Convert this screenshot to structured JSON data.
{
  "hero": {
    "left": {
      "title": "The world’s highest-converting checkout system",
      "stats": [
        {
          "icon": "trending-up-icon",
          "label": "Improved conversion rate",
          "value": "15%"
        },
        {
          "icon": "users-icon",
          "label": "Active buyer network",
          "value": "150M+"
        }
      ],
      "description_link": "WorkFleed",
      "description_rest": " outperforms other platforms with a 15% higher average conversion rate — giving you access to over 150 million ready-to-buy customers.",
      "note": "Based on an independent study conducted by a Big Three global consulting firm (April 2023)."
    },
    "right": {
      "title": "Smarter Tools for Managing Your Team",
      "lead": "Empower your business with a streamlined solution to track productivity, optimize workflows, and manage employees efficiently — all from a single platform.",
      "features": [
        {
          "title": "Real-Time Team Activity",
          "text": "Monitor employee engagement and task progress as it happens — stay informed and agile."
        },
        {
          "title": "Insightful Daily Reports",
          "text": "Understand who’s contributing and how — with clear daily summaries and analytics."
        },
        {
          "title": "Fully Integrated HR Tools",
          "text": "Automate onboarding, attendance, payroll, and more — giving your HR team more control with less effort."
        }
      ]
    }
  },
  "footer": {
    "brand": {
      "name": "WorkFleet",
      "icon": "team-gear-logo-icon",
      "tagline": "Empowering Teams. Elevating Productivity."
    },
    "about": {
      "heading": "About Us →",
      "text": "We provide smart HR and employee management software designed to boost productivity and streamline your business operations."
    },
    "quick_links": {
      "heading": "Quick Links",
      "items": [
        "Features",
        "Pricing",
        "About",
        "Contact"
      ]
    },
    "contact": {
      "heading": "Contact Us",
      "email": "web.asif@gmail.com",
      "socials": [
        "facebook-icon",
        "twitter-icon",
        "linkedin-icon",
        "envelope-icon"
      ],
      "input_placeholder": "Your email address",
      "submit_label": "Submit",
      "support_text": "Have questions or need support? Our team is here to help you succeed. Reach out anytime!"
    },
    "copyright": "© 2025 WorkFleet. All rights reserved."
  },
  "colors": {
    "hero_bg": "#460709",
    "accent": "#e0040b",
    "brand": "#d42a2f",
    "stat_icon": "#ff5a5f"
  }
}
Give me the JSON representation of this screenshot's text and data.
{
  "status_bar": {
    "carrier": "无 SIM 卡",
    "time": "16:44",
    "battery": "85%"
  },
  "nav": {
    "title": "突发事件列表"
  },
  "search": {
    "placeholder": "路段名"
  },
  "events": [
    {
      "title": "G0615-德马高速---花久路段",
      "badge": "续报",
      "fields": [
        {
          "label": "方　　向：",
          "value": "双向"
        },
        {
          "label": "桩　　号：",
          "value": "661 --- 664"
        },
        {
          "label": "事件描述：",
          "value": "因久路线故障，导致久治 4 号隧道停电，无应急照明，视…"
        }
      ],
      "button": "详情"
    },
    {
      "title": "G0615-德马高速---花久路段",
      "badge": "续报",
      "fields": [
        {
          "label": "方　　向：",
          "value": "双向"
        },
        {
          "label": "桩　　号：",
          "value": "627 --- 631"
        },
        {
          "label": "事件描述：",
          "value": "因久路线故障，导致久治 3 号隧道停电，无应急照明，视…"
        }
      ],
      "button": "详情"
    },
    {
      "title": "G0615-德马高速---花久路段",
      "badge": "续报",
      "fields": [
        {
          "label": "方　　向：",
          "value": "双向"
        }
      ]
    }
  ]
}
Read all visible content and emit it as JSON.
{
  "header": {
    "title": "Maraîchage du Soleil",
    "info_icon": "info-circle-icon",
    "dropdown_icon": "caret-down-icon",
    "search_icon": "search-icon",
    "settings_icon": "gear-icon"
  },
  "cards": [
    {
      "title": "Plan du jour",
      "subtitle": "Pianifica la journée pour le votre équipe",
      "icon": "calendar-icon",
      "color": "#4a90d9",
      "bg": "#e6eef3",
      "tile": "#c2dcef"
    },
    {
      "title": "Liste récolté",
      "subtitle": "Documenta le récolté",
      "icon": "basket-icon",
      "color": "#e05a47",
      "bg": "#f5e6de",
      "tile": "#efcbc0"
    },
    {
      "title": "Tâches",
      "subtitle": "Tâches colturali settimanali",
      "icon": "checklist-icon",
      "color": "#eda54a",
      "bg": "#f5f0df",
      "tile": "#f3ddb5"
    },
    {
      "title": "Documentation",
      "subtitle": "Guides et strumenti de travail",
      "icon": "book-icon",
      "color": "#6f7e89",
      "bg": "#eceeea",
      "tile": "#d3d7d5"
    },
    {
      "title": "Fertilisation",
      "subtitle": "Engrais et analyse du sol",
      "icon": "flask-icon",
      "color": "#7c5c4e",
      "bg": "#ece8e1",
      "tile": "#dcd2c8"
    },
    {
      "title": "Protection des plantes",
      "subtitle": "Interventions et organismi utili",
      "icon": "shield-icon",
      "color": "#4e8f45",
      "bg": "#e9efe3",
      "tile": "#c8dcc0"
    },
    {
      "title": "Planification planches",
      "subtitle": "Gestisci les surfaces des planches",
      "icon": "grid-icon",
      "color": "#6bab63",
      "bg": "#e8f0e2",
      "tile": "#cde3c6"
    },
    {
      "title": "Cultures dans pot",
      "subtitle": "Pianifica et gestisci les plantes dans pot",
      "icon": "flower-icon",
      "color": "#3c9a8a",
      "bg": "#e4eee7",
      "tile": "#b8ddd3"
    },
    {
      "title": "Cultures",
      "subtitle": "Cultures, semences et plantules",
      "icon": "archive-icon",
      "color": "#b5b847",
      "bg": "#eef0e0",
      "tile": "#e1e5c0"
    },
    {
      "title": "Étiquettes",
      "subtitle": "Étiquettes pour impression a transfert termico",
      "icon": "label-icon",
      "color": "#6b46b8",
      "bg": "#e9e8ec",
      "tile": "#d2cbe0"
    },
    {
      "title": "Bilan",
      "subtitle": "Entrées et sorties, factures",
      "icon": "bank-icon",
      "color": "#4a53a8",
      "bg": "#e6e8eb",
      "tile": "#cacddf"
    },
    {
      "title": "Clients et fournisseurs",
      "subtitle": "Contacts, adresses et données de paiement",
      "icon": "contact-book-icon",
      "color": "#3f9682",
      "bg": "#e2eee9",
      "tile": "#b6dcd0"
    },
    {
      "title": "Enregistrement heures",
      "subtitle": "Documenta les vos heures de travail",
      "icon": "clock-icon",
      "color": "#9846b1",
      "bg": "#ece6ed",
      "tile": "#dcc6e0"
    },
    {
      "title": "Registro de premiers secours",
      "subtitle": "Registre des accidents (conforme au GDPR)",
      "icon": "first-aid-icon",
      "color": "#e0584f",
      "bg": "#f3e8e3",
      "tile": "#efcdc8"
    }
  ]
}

* * *

Output the complete data exactly as written.

Convert this screenshot to structured JSON data.
{
  "hero": {
    "left": {
      "title": "The world’s highest-converting checkout system",
      "stats": [
        {
          "icon": "trending-up-icon",
          "label": "Improved conversion rate",
          "value": "15%"
        },
        {
          "icon": "users-icon",
          "label": "Active buyer network",
          "value": "150M+"
        }
      ],
      "description_link": "WorkFleed",
      "description_rest": " outperforms other platforms with a 15% higher average conversion rate — giving you access to over 150 million ready-to-buy customers.",
      "note": "Based on an independent study conducted by a Big Three global consulting firm (April 2023)."
    },
    "right": {
      "title": "Smarter Tools for Managing Your Team",
      "lead": "Empower your business with a streamlined solution to track productivity, optimize workflows, and manage employees efficiently — all from a single platform.",
      "features": [
        {
          "title": "Real-Time Team Activity",
          "text": "Monitor employee engagement and task progress as it happens — stay informed and agile."
        },
        {
          "title": "Insightful Daily Reports",
          "text": "Understand who’s contributing and how — with clear daily summaries and analytics."
        },
        {
          "title": "Fully Integrated HR Tools",
          "text": "Automate onboarding, attendance, payroll, and more — giving your HR team more control with less effort."
        }
      ]
    }
  },
  "footer": {
    "brand": {
      "name": "WorkFleet",
      "icon": "team-gear-logo-icon",
      "tagline": "Empowering Teams. Elevating Productivity."
    },
    "about": {
      "heading": "About Us →",
      "text": "We provide smart HR and employee management software designed to boost productivity and streamline your business operations."
    },
    "quick_links": {
      "heading": "Quick Links",
      "items": [
        "Features",
        "Pricing",
        "About",
        "Contact"
      ]
    },
    "contact": {
      "heading": "Contact Us",
      "email": "web.asif@gmail.com",
      "socials": [
        "facebook-icon",
        "twitter-icon",
        "linkedin-icon",
        "envelope-icon"
      ],
      "input_placeholder": "Your email address",
      "submit_label": "Submit",
      "support_text": "Have questions or need support? Our team is here to help you succeed. Reach out anytime!"
    },
    "copyright": "© 2025 WorkFleet. All rights reserved."
  },
  "colors": {
    "hero_bg": "#460709",
    "accent": "#e0040b",
    "brand": "#d42a2f",
    "stat_icon": "#ff5a5f"
  }
}
Give me the JSON representation of this screenshot's text and data.
{
  "status_bar": {
    "carrier": "无 SIM 卡",
    "time": "16:44",
    "battery": "85%"
  },
  "nav": {
    "title": "突发事件列表"
  },
  "search": {
    "placeholder": "路段名"
  },
  "events": [
    {
      "title": "G0615-德马高速---花久路段",
      "badge": "续报",
      "fields": [
        {
          "label": "方　　向：",
          "value": "双向"
        },
        {
          "label": "桩　　号：",
          "value": "661 --- 664"
        },
        {
          "label": "事件描述：",
          "value": "因久路线故障，导致久治 4 号隧道停电，无应急照明，视…"
        }
      ],
      "button": "详情"
    },
    {
      "title": "G0615-德马高速---花久路段",
      "badge": "续报",
      "fields": [
        {
          "label": "方　　向：",
          "value": "双向"
        },
        {
          "label": "桩　　号：",
          "value": "627 --- 631"
        },
        {
          "label": "事件描述：",
          "value": "因久路线故障，导致久治 3 号隧道停电，无应急照明，视…"
        }
      ],
      "button": "详情"
    },
    {
      "title": "G0615-德马高速---花久路段",
      "badge": "续报",
      "fields": [
        {
          "label": "方　　向：",
          "value": "双向"
        }
      ]
    }
  ]
}
Read all visible content and emit it as JSON.
{
  "header": {
    "title": "Maraîchage du Soleil",
    "info_icon": "info-circle-icon",
    "dropdown_icon": "caret-down-icon",
    "search_icon": "search-icon",
    "settings_icon": "gear-icon"
  },
  "cards": [
    {
      "title": "Plan du jour",
      "subtitle": "Pianifica la journée pour le votre équipe",
      "icon": "calendar-icon",
      "color": "#4a90d9",
      "bg": "#e6eef3",
      "tile": "#c2dcef"
    },
    {
      "title": "Liste récolté",
      "subtitle": "Documenta le récolté",
      "icon": "basket-icon",
      "color": "#e05a47",
      "bg": "#f5e6de",
      "tile": "#efcbc0"
    },
    {
      "title": "Tâches",
      "subtitle": "Tâches colturali settimanali",
      "icon": "checklist-icon",
      "color": "#eda54a",
      "bg": "#f5f0df",
      "tile": "#f3ddb5"
    },
    {
      "title": "Documentation",
      "subtitle": "Guides et strumenti de travail",
      "icon": "book-icon",
      "color": "#6f7e89",
      "bg": "#eceeea",
      "tile": "#d3d7d5"
    },
    {
      "title": "Fertilisation",
      "subtitle": "Engrais et analyse du sol",
      "icon": "flask-icon",
      "color": "#7c5c4e",
      "bg": "#ece8e1",
      "tile": "#dcd2c8"
    },
    {
      "title": "Protection des plantes",
      "subtitle": "Interventions et organismi utili",
      "icon": "shield-icon",
      "color": "#4e8f45",
      "bg": "#e9efe3",
      "tile": "#c8dcc0"
    },
    {
      "title": "Planification planches",
      "subtitle": "Gestisci les surfaces des planches",
      "icon": "grid-icon",
      "color": "#6bab63",
      "bg": "#e8f0e2",
      "tile": "#cde3c6"
    },
    {
      "title": "Cultures dans pot",
      "subtitle": "Pianifica et gestisci les plantes dans pot",
      "icon": "flower-icon",
      "color": "#3c9a8a",
      "bg": "#e4eee7",
      "tile": "#b8ddd3"
    },
    {
      "title": "Cultures",
      "subtitle": "Cultures, semences et plantules",
      "icon": "archive-icon",
      "color": "#b5b847",
      "bg": "#eef0e0",
      "tile": "#e1e5c0"
    },
    {
      "title": "Étiquettes",
      "subtitle": "Étiquettes pour impression a transfert termico",
      "icon": "label-icon",
      "color": "#6b46b8",
      "bg": "#e9e8ec",
      "tile": "#d2cbe0"
    },
    {
      "title": "Bilan",
      "subtitle": "Entrées et sorties, factures",
      "icon": "bank-icon",
      "color": "#4a53a8",
      "bg": "#e6e8eb",
      "tile": "#cacddf"
    },
    {
      "title": "Clients et fournisseurs",
      "subtitle": "Contacts, adresses et données de paiement",
      "icon": "contact-book-icon",
      "color": "#3f9682",
      "bg": "#e2eee9",
      "tile": "#b6dcd0"
    },
    {
      "title": "Enregistrement heures",
      "subtitle": "Documenta les vos heures de travail",
      "icon": "clock-icon",
      "color": "#9846b1",
      "bg": "#ece6ed",
      "tile": "#dcc6e0"
    },
    {
      "title": "Registro de premiers secours",
      "subtitle": "Registre des accidents (conforme au GDPR)",
      "icon": "first-aid-icon",
      "color": "#e0584f",
      "bg": "#f3e8e3",
      "tile": "#efcdc8"
    }
  ]
}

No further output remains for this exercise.